Supplied entries –
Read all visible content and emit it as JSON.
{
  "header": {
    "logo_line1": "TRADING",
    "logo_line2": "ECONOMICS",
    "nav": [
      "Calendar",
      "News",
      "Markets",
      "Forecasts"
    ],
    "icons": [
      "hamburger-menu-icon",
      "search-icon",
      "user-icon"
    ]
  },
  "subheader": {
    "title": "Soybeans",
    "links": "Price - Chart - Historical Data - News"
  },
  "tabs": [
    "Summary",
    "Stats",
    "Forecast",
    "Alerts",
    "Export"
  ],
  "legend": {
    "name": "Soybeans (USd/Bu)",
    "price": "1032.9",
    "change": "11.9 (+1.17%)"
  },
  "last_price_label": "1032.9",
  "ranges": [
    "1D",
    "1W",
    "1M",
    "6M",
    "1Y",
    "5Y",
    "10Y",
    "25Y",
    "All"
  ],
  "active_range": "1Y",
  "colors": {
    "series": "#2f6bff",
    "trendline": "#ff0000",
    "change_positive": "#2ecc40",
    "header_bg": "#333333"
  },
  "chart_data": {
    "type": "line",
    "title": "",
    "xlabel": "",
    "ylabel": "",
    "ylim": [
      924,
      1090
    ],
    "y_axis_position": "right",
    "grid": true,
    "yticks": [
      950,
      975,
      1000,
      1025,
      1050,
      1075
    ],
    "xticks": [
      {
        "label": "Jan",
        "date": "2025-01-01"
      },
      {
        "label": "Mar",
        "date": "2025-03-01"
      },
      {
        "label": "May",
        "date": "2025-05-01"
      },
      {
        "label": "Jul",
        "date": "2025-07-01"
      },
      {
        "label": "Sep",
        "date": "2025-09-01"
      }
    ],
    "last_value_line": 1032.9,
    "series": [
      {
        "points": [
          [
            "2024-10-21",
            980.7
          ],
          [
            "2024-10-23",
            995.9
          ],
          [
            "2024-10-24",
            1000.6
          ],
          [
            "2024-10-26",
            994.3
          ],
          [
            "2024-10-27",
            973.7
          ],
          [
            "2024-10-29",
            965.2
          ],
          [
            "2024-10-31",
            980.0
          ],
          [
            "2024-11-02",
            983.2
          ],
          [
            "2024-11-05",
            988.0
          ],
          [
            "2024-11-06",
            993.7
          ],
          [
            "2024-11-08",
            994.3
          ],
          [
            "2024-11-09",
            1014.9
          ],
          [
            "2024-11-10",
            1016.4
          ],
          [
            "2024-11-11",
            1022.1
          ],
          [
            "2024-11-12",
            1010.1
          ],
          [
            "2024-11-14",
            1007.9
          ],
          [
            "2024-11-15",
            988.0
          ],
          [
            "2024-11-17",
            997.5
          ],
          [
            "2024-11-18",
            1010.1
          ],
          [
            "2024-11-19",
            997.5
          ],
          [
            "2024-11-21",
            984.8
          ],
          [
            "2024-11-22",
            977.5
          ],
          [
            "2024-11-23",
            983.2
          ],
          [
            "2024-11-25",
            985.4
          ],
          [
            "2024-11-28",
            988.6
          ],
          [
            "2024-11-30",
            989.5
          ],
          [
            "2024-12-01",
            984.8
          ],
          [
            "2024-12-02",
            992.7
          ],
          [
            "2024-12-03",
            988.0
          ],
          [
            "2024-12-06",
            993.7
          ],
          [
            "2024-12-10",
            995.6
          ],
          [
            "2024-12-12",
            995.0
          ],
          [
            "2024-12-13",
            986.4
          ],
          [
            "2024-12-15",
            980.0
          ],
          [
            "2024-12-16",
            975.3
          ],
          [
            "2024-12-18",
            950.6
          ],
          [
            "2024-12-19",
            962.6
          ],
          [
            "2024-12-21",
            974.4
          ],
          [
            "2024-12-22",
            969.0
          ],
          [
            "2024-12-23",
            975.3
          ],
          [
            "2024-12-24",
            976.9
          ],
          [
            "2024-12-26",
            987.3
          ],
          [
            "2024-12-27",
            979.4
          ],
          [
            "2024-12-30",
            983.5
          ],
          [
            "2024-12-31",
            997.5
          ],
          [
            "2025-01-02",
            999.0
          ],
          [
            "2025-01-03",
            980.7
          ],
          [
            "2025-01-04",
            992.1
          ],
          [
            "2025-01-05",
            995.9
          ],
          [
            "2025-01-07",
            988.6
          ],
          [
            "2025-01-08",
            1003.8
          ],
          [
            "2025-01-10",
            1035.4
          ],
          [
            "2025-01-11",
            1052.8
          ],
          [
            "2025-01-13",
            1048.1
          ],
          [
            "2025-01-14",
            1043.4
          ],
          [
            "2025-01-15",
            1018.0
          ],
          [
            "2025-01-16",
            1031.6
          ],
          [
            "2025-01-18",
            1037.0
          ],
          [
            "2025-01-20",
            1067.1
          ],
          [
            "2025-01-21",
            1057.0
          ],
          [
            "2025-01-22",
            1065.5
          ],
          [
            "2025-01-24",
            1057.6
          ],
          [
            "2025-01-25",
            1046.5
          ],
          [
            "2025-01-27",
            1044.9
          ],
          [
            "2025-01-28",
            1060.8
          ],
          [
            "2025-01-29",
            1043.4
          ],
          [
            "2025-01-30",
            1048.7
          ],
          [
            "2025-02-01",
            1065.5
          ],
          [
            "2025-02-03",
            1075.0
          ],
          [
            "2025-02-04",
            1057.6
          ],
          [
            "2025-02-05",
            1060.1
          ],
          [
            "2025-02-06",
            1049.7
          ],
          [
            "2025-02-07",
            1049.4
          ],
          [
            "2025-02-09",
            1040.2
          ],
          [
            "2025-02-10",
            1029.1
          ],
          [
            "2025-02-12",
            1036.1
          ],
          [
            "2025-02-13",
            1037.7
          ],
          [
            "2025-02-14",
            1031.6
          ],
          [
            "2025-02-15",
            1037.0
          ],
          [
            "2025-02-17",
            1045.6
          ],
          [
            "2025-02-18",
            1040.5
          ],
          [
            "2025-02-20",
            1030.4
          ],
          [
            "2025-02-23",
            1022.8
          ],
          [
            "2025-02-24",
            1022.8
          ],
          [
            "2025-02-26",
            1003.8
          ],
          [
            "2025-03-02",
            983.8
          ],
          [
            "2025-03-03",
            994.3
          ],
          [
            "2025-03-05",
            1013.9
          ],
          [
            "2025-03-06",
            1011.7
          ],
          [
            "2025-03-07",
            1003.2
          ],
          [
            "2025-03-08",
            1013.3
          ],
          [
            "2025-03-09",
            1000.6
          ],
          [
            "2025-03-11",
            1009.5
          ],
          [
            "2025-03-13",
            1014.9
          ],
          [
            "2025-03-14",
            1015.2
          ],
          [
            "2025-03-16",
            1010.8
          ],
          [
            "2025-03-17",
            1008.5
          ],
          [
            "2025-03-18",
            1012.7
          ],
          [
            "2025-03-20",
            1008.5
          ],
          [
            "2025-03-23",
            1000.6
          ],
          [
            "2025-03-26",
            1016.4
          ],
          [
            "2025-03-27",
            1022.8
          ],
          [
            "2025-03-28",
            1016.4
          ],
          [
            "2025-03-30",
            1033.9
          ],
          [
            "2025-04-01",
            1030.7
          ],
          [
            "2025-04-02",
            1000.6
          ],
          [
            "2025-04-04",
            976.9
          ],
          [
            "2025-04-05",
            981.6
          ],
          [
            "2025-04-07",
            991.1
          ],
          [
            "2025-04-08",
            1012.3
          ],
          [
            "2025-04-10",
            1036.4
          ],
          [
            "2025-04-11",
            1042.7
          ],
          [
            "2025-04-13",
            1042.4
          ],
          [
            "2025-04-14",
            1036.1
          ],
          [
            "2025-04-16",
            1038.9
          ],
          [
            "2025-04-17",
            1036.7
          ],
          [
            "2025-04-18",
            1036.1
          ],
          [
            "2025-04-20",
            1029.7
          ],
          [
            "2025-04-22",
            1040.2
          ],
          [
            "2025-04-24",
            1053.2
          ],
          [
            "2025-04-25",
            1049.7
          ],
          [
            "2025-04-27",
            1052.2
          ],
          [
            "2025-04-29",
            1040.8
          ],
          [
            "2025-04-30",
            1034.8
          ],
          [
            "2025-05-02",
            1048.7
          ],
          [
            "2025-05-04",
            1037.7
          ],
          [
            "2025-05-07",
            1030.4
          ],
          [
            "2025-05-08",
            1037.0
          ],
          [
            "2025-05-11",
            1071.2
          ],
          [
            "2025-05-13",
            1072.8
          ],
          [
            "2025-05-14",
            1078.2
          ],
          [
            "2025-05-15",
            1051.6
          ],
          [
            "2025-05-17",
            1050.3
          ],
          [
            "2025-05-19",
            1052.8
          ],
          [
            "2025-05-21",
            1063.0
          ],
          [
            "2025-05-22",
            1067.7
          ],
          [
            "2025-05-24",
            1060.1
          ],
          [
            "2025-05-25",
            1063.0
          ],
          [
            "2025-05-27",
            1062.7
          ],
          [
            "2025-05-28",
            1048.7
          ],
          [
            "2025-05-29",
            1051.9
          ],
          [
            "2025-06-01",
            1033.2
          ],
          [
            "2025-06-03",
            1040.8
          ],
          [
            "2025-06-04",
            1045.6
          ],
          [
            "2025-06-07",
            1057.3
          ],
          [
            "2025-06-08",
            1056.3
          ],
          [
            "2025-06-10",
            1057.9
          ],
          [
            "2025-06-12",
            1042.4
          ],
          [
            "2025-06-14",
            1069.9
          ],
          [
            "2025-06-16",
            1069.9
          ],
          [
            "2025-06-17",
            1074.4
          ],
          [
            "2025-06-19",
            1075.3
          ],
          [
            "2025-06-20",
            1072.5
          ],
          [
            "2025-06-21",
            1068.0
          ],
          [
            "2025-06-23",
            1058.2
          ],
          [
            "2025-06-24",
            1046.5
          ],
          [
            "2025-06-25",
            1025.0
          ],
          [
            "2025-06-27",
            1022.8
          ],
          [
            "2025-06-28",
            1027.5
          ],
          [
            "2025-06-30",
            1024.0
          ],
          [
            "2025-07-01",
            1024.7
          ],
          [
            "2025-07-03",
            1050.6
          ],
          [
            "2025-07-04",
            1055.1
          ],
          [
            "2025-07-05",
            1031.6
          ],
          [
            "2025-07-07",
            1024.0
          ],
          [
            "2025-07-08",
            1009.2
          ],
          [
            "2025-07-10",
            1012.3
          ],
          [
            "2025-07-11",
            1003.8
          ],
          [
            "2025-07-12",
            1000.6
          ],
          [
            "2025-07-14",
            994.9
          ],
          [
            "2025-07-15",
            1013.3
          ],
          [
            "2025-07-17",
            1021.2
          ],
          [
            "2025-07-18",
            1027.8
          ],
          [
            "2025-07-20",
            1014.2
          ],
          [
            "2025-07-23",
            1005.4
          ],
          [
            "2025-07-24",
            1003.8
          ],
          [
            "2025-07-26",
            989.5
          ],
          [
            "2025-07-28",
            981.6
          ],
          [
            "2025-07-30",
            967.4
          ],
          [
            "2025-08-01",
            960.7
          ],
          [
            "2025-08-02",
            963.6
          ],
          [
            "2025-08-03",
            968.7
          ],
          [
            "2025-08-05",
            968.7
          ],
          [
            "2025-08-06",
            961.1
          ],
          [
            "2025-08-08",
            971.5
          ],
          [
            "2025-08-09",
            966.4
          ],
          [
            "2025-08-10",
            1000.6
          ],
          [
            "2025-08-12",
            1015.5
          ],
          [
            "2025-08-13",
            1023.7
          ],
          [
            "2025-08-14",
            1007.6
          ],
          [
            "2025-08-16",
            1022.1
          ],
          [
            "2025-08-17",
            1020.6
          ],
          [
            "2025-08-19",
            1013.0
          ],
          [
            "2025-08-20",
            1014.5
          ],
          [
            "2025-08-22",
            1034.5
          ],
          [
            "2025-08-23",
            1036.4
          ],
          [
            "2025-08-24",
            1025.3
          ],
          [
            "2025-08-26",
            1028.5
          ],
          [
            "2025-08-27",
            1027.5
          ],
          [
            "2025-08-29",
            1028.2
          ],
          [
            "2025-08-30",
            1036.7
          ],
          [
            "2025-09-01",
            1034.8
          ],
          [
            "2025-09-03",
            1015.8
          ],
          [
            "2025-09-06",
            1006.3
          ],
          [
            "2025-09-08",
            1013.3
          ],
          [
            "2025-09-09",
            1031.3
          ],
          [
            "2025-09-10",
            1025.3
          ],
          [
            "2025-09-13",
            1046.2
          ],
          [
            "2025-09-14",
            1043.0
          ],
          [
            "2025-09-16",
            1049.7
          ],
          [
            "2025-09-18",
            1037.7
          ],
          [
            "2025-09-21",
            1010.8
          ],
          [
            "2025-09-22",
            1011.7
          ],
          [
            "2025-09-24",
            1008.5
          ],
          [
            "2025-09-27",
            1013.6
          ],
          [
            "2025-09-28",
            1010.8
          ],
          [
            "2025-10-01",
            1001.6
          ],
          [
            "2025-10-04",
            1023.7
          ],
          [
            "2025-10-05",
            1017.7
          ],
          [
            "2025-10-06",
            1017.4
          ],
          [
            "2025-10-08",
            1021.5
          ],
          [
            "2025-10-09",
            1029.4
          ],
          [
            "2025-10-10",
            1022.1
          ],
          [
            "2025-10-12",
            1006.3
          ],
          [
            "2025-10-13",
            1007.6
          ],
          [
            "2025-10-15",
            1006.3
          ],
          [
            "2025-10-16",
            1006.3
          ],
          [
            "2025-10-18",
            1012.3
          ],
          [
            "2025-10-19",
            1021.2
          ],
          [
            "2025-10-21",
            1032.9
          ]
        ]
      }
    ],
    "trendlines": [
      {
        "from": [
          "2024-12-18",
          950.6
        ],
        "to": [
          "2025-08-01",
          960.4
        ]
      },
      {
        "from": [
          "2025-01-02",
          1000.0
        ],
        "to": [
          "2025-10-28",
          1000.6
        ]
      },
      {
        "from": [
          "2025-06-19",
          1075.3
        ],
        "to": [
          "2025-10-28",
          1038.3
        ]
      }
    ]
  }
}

Goal – Look through the material above. Copy each line where the word "News" appears.

Result –
      "News",
    "links": "Price - Chart - Historical Data - News"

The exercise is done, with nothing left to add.